**Data for the task:**
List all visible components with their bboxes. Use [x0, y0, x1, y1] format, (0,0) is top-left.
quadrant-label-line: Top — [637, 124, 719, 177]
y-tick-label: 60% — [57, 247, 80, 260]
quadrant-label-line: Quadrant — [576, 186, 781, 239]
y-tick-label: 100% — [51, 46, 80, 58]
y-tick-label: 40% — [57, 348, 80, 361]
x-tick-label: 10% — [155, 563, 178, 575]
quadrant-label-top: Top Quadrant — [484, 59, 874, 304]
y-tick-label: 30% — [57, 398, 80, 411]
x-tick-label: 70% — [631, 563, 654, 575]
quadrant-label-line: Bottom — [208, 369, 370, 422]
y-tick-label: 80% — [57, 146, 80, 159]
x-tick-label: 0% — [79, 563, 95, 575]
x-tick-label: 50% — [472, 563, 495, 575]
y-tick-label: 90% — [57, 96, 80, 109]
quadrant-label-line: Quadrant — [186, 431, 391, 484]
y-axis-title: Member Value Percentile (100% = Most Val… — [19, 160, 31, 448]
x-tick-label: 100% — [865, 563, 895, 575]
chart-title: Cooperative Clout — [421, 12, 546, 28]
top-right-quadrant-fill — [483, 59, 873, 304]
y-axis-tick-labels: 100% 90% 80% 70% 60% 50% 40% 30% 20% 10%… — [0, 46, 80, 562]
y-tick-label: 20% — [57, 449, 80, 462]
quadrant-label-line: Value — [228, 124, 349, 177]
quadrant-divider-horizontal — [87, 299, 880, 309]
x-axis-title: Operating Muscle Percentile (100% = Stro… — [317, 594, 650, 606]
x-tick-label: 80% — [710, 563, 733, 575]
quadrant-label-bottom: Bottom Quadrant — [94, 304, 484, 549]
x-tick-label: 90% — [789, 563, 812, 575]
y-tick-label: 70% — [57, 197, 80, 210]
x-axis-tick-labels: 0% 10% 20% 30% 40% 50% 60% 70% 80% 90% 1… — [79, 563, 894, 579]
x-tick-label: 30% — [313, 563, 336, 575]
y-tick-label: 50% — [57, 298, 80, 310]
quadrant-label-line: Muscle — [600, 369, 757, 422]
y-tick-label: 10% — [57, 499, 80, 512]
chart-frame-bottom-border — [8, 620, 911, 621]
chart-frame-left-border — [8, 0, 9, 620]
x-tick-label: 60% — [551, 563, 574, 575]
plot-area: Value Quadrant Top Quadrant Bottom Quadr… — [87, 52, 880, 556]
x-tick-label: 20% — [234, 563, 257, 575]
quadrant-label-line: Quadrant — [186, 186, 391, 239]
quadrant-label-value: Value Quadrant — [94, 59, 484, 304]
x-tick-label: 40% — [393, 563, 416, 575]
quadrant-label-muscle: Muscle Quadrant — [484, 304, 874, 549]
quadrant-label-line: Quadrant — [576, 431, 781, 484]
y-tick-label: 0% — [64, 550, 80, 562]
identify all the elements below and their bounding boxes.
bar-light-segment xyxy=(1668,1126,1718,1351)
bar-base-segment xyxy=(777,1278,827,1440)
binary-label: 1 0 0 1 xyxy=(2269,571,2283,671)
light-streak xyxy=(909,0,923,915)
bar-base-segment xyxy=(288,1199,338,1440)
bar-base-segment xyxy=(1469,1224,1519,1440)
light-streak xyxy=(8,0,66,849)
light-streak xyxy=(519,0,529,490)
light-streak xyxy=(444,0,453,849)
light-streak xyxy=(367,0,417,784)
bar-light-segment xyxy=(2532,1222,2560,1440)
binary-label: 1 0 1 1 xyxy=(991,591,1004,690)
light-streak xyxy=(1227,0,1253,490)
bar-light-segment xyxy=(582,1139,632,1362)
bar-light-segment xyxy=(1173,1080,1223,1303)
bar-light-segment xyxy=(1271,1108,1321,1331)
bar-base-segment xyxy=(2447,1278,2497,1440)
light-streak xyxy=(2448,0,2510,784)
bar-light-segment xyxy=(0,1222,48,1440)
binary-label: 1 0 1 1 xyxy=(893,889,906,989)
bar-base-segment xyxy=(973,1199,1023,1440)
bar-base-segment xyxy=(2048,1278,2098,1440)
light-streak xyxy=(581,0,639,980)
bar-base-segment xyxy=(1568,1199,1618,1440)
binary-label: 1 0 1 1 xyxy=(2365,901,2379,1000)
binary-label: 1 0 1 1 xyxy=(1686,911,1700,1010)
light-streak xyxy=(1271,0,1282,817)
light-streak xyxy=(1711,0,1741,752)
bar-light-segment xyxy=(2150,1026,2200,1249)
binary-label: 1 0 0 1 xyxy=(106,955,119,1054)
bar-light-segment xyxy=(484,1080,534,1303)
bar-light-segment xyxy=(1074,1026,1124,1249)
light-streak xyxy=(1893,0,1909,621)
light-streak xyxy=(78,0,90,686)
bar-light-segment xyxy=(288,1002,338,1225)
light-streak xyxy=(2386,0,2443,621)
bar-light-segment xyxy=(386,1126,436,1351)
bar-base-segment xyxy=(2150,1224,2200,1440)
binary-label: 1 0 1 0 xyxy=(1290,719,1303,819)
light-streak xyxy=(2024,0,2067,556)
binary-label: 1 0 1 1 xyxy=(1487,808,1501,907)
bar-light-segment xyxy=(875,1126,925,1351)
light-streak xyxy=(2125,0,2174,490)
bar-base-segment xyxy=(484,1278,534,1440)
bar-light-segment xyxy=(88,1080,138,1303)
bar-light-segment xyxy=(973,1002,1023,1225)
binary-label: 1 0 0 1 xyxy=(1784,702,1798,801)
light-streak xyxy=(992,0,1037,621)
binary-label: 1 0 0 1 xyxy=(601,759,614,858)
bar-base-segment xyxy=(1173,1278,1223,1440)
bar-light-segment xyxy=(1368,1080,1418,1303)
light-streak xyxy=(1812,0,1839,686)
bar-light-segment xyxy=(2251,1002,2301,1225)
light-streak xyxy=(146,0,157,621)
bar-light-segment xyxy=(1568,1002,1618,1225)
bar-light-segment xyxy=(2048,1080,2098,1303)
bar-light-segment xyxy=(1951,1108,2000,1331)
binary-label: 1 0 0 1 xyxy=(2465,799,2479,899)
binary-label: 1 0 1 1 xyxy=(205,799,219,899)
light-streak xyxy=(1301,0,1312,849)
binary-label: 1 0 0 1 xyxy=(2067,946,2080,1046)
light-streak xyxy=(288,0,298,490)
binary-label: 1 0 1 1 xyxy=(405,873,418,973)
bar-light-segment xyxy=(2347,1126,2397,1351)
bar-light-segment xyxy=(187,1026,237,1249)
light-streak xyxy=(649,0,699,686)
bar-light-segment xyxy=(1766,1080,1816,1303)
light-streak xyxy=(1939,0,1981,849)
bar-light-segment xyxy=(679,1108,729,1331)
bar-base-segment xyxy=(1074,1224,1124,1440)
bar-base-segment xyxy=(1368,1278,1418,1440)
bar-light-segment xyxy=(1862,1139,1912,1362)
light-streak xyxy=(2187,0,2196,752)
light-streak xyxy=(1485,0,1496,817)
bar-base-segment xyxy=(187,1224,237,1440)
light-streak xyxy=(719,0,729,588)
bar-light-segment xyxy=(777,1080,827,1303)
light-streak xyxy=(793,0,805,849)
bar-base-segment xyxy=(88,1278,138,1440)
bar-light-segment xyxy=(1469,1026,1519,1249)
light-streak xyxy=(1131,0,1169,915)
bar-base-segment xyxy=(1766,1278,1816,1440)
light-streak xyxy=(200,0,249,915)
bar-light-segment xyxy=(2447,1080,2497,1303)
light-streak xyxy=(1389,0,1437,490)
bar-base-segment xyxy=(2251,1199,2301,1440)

**Problem description:** Please reproduce all of the data above word for word.

**Complete output:**
List all visible components with their bboxes. Use [x0, y0, x1, y1] format, (0,0) is top-left.
quadrant-label-line: Top — [637, 124, 719, 177]
y-tick-label: 60% — [57, 247, 80, 260]
quadrant-label-line: Quadrant — [576, 186, 781, 239]
y-tick-label: 100% — [51, 46, 80, 58]
y-tick-label: 40% — [57, 348, 80, 361]
x-tick-label: 10% — [155, 563, 178, 575]
quadrant-label-top: Top Quadrant — [484, 59, 874, 304]
y-tick-label: 30% — [57, 398, 80, 411]
x-tick-label: 70% — [631, 563, 654, 575]
quadrant-label-line: Bottom — [208, 369, 370, 422]
y-tick-label: 80% — [57, 146, 80, 159]
x-tick-label: 0% — [79, 563, 95, 575]
x-tick-label: 50% — [472, 563, 495, 575]
y-tick-label: 90% — [57, 96, 80, 109]
quadrant-label-line: Quadrant — [186, 431, 391, 484]
y-axis-title: Member Value Percentile (100% = Most Val… — [19, 160, 31, 448]
x-tick-label: 100% — [865, 563, 895, 575]
chart-title: Cooperative Clout — [421, 12, 546, 28]
top-right-quadrant-fill — [483, 59, 873, 304]
y-axis-tick-labels: 100% 90% 80% 70% 60% 50% 40% 30% 20% 10%… — [0, 46, 80, 562]
y-tick-label: 20% — [57, 449, 80, 462]
quadrant-label-line: Value — [228, 124, 349, 177]
quadrant-divider-horizontal — [87, 299, 880, 309]
x-axis-title: Operating Muscle Percentile (100% = Stro… — [317, 594, 650, 606]
x-tick-label: 80% — [710, 563, 733, 575]
quadrant-label-bottom: Bottom Quadrant — [94, 304, 484, 549]
x-tick-label: 90% — [789, 563, 812, 575]
y-tick-label: 70% — [57, 197, 80, 210]
x-axis-tick-labels: 0% 10% 20% 30% 40% 50% 60% 70% 80% 90% 1… — [79, 563, 894, 579]
x-tick-label: 30% — [313, 563, 336, 575]
y-tick-label: 50% — [57, 298, 80, 310]
quadrant-label-line: Muscle — [600, 369, 757, 422]
y-tick-label: 10% — [57, 499, 80, 512]
chart-frame-bottom-border — [8, 620, 911, 621]
chart-frame-left-border — [8, 0, 9, 620]
x-tick-label: 60% — [551, 563, 574, 575]
plot-area: Value Quadrant Top Quadrant Bottom Quadr… — [87, 52, 880, 556]
x-tick-label: 20% — [234, 563, 257, 575]
quadrant-label-line: Quadrant — [186, 186, 391, 239]
quadrant-label-value: Value Quadrant — [94, 59, 484, 304]
x-tick-label: 40% — [393, 563, 416, 575]
quadrant-label-muscle: Muscle Quadrant — [484, 304, 874, 549]
quadrant-label-line: Quadrant — [576, 431, 781, 484]
y-tick-label: 0% — [64, 550, 80, 562]
identify all the elements below and their bounding boxes.
bar-light-segment xyxy=(1668,1126,1718,1351)
bar-base-segment xyxy=(777,1278,827,1440)
binary-label: 1 0 0 1 xyxy=(2269,571,2283,671)
light-streak xyxy=(909,0,923,915)
bar-base-segment xyxy=(288,1199,338,1440)
bar-base-segment xyxy=(1469,1224,1519,1440)
light-streak xyxy=(8,0,66,849)
light-streak xyxy=(519,0,529,490)
light-streak xyxy=(444,0,453,849)
light-streak xyxy=(367,0,417,784)
bar-light-segment xyxy=(2532,1222,2560,1440)
binary-label: 1 0 1 1 xyxy=(991,591,1004,690)
light-streak xyxy=(1227,0,1253,490)
bar-light-segment xyxy=(582,1139,632,1362)
bar-light-segment xyxy=(1173,1080,1223,1303)
bar-light-segment xyxy=(1271,1108,1321,1331)
bar-base-segment xyxy=(2447,1278,2497,1440)
light-streak xyxy=(2448,0,2510,784)
bar-light-segment xyxy=(0,1222,48,1440)
binary-label: 1 0 1 1 xyxy=(893,889,906,989)
bar-base-segment xyxy=(973,1199,1023,1440)
bar-base-segment xyxy=(2048,1278,2098,1440)
light-streak xyxy=(581,0,639,980)
bar-base-segment xyxy=(1568,1199,1618,1440)
binary-label: 1 0 1 1 xyxy=(2365,901,2379,1000)
binary-label: 1 0 1 1 xyxy=(1686,911,1700,1010)
light-streak xyxy=(1271,0,1282,817)
light-streak xyxy=(1711,0,1741,752)
bar-light-segment xyxy=(2150,1026,2200,1249)
binary-label: 1 0 0 1 xyxy=(106,955,119,1054)
bar-light-segment xyxy=(484,1080,534,1303)
bar-light-segment xyxy=(1074,1026,1124,1249)
light-streak xyxy=(1893,0,1909,621)
light-streak xyxy=(78,0,90,686)
bar-light-segment xyxy=(288,1002,338,1225)
light-streak xyxy=(2386,0,2443,621)
bar-light-segment xyxy=(386,1126,436,1351)
bar-base-segment xyxy=(2150,1224,2200,1440)
binary-label: 1 0 1 0 xyxy=(1290,719,1303,819)
light-streak xyxy=(2024,0,2067,556)
binary-label: 1 0 1 1 xyxy=(1487,808,1501,907)
bar-light-segment xyxy=(875,1126,925,1351)
light-streak xyxy=(2125,0,2174,490)
bar-base-segment xyxy=(484,1278,534,1440)
bar-light-segment xyxy=(88,1080,138,1303)
bar-light-segment xyxy=(973,1002,1023,1225)
binary-label: 1 0 0 1 xyxy=(1784,702,1798,801)
light-streak xyxy=(992,0,1037,621)
binary-label: 1 0 0 1 xyxy=(601,759,614,858)
bar-base-segment xyxy=(1173,1278,1223,1440)
bar-light-segment xyxy=(1368,1080,1418,1303)
light-streak xyxy=(1812,0,1839,686)
bar-light-segment xyxy=(2251,1002,2301,1225)
light-streak xyxy=(146,0,157,621)
bar-light-segment xyxy=(1568,1002,1618,1225)
bar-light-segment xyxy=(2048,1080,2098,1303)
bar-light-segment xyxy=(1951,1108,2000,1331)
binary-label: 1 0 0 1 xyxy=(2465,799,2479,899)
binary-label: 1 0 1 1 xyxy=(205,799,219,899)
light-streak xyxy=(1301,0,1312,849)
binary-label: 1 0 0 1 xyxy=(2067,946,2080,1046)
light-streak xyxy=(288,0,298,490)
binary-label: 1 0 1 1 xyxy=(405,873,418,973)
bar-light-segment xyxy=(2347,1126,2397,1351)
bar-light-segment xyxy=(187,1026,237,1249)
light-streak xyxy=(649,0,699,686)
bar-light-segment xyxy=(1766,1080,1816,1303)
light-streak xyxy=(1939,0,1981,849)
bar-light-segment xyxy=(679,1108,729,1331)
bar-base-segment xyxy=(1074,1224,1124,1440)
bar-base-segment xyxy=(1368,1278,1418,1440)
bar-light-segment xyxy=(1862,1139,1912,1362)
light-streak xyxy=(2187,0,2196,752)
light-streak xyxy=(1485,0,1496,817)
bar-base-segment xyxy=(187,1224,237,1440)
light-streak xyxy=(719,0,729,588)
bar-light-segment xyxy=(777,1080,827,1303)
light-streak xyxy=(793,0,805,849)
bar-base-segment xyxy=(88,1278,138,1440)
bar-light-segment xyxy=(1469,1026,1519,1249)
light-streak xyxy=(1131,0,1169,915)
bar-base-segment xyxy=(1766,1278,1816,1440)
light-streak xyxy=(200,0,249,915)
bar-light-segment xyxy=(2447,1080,2497,1303)
light-streak xyxy=(1389,0,1437,490)
bar-base-segment xyxy=(2251,1199,2301,1440)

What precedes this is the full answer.